[WHAT YOU HAVE TO DO] Your task is to repeat all of the data exactly while excluding the pictures.

[DATA IN THIS EXERCISE]
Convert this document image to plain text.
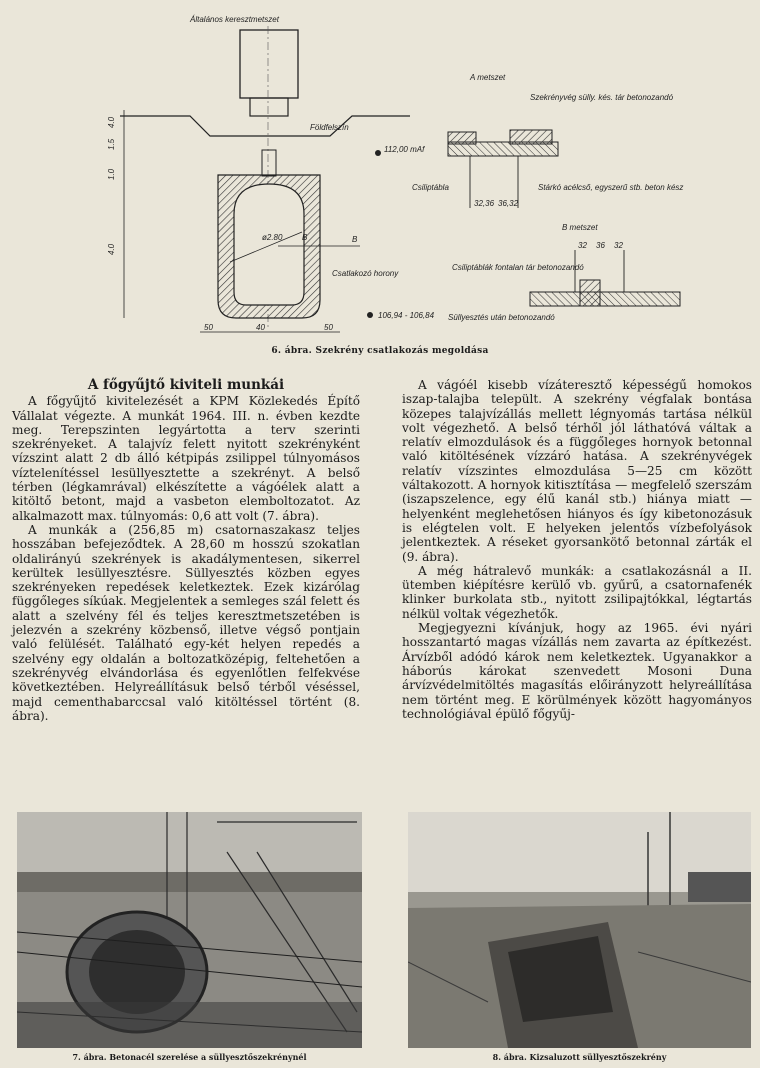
Általános keresztmetszet
Földfelszín
112,00 mAf
ø2.80 B	B
Csatlakozó horony
106,94 - 106,84
4.0
1.5
1.0
4.0
50	40	50
A metszet
Szekrényvég sülly. kés. tár betonozandó
Csiliptábla	Stárkó acélcső, egyszerű stb. beton kész
32,36 36,32
B metszet
Csiliptáblák fontalan tár betonozandó
32 36 32
Süllyesztés után betonozandó
6. ábra. Szekrény csatlakozás megoldása
A főgyűjtő kiviteli munkái

A főgyűjtő kivitelezését a KPM Közlekedés Építő Vállalat végezte. A munkát 1964. III. n. évben kezdte meg. Terepszinten legyártotta a terv szerinti szekrényeket. A talajvíz felett nyitott szekrényként vízszint alatt 2 db álló kétpipás zsilippel túlnyomásos víztelenítéssel lesüllyesztette a szekrényt. A belső térben (légkamrával) elkészítette a vágóélek alatt a kitöltő betont, majd a vasbeton elemboltozatot. Az alkalmazott max. túlnyomás: 0,6 att volt (7. ábra).

A munkák a (256,85 m) csatornaszakasz teljes hosszában befejeződtek. A 28,60 m hosszú szokatlan oldalirányú szekrények is akadálymentesen, sikerrel kerültek lesüllyesztésre. Süllyesztés közben egyes szekrényeken repedések keletkeztek. Ezek kizárólag függőleges síkúak. Megjelentek a semleges szál felett és alatt a szelvény fél és teljes keresztmetszetében is jelezvén a szekrény közbenső, illetve végső pontjain való felülését. Található egy-két helyen repedés a szelvény egy oldalán a boltozatközépig, feltehetően a szekrényvég elvándorlása és egyenlőtlen felfekvése következtében. Helyreállításuk belső térből véséssel, majd cementhabarccsal való kitöltéssel történt (8. ábra).

A vágóél kisebb vízáteresztő képességű homokos iszap-talajba települt. A szekrény végfalak bontása közepes talajvízállás mellett légnyomás tartása nélkül volt végezhető. A belső térhől jól láthatóvá váltak a relatív elmozdulások és a függőleges hornyok betonnal való kitöltésének vízzáró hatása. A szekrényvégek relatív vízszintes elmozdulása 5—25 cm között váltakozott. A hornyok kitisztítása — megfelelő szerszám (iszapszelence, egy élű kanál stb.) hiánya miatt — helyenként meglehetősen hiányos és így kibetonozásuk is elégtelen volt. E helyeken jelentős vízbefolyások jelentkeztek. A réseket gyorsankötő betonnal zárták el (9. ábra).

A még hátralevő munkák: a csatlakozásnál a II. ütemben kiépítésre kerülő vb. gyűrű, a csatornafenék klinker burkolata stb., nyitott zsilipajtókkal, légtartás nélkül voltak végezhetők.

Megjegyezni kívánjuk, hogy az 1965. évi nyári hosszantartó magas vízállás nem zavarta az építkezést. Árvízből adódó károk nem keletkeztek. Ugyanakkor a háborús károkat szenvedett Mosoni Duna árvízvédelmitöltés magasítás előirányzott helyreállítása nem történt meg. E körülmények között hagyományos technológiával épülő főgyűj-

7. ábra. Betonacél szerelése a süllyesztőszekrénynél	8. ábra. Kizsaluzott süllyesztőszekrény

[SOLUTION BELOW]
Convert this document image to plain text.
Általános keresztmetszet
Földfelszín
112,00 mAf
ø2.80 B	B
Csatlakozó horony
106,94 - 106,84
4.0
1.5
1.0
4.0
50	40	50
A metszet
Szekrényvég sülly. kés. tár betonozandó
Csiliptábla	Stárkó acélcső, egyszerű stb. beton kész
32,36 36,32
B metszet
Csiliptáblák fontalan tár betonozandó
32 36 32
Süllyesztés után betonozandó
6. ábra. Szekrény csatlakozás megoldása
A főgyűjtő kiviteli munkái

A főgyűjtő kivitelezését a KPM Közlekedés Építő Vállalat végezte. A munkát 1964. III. n. évben kezdte meg. Terepszinten legyártotta a terv szerinti szekrényeket. A talajvíz felett nyitott szekrényként vízszint alatt 2 db álló kétpipás zsilippel túlnyomásos víztelenítéssel lesüllyesztette a szekrényt. A belső térben (légkamrával) elkészítette a vágóélek alatt a kitöltő betont, majd a vasbeton elemboltozatot. Az alkalmazott max. túlnyomás: 0,6 att volt (7. ábra).

A munkák a (256,85 m) csatornaszakasz teljes hosszában befejeződtek. A 28,60 m hosszú szokatlan oldalirányú szekrények is akadálymentesen, sikerrel kerültek lesüllyesztésre. Süllyesztés közben egyes szekrényeken repedések keletkeztek. Ezek kizárólag függőleges síkúak. Megjelentek a semleges szál felett és alatt a szelvény fél és teljes keresztmetszetében is jelezvén a szekrény közbenső, illetve végső pontjain való felülését. Található egy-két helyen repedés a szelvény egy oldalán a boltozatközépig, feltehetően a szekrényvég elvándorlása és egyenlőtlen felfekvése következtében. Helyreállításuk belső térből véséssel, majd cementhabarccsal való kitöltéssel történt (8. ábra).

A vágóél kisebb vízáteresztő képességű homokos iszap-talajba települt. A szekrény végfalak bontása közepes talajvízállás mellett légnyomás tartása nélkül volt végezhető. A belső térhől jól láthatóvá váltak a relatív elmozdulások és a függőleges hornyok betonnal való kitöltésének vízzáró hatása. A szekrényvégek relatív vízszintes elmozdulása 5—25 cm között váltakozott. A hornyok kitisztítása — megfelelő szerszám (iszapszelence, egy élű kanál stb.) hiánya miatt — helyenként meglehetősen hiányos és így kibetonozásuk is elégtelen volt. E helyeken jelentős vízbefolyások jelentkeztek. A réseket gyorsankötő betonnal zárták el (9. ábra).

A még hátralevő munkák: a csatlakozásnál a II. ütemben kiépítésre kerülő vb. gyűrű, a csatornafenék klinker burkolata stb., nyitott zsilipajtókkal, légtartás nélkül voltak végezhetők.

Megjegyezni kívánjuk, hogy az 1965. évi nyári hosszantartó magas vízállás nem zavarta az építkezést. Árvízből adódó károk nem keletkeztek. Ugyanakkor a háborús károkat szenvedett Mosoni Duna árvízvédelmitöltés magasítás előirányzott helyreállítása nem történt meg. E körülmények között hagyományos technológiával épülő főgyűj-

7. ábra. Betonacél szerelése a süllyesztőszekrénynél	8. ábra. Kizsaluzott süllyesztőszekrény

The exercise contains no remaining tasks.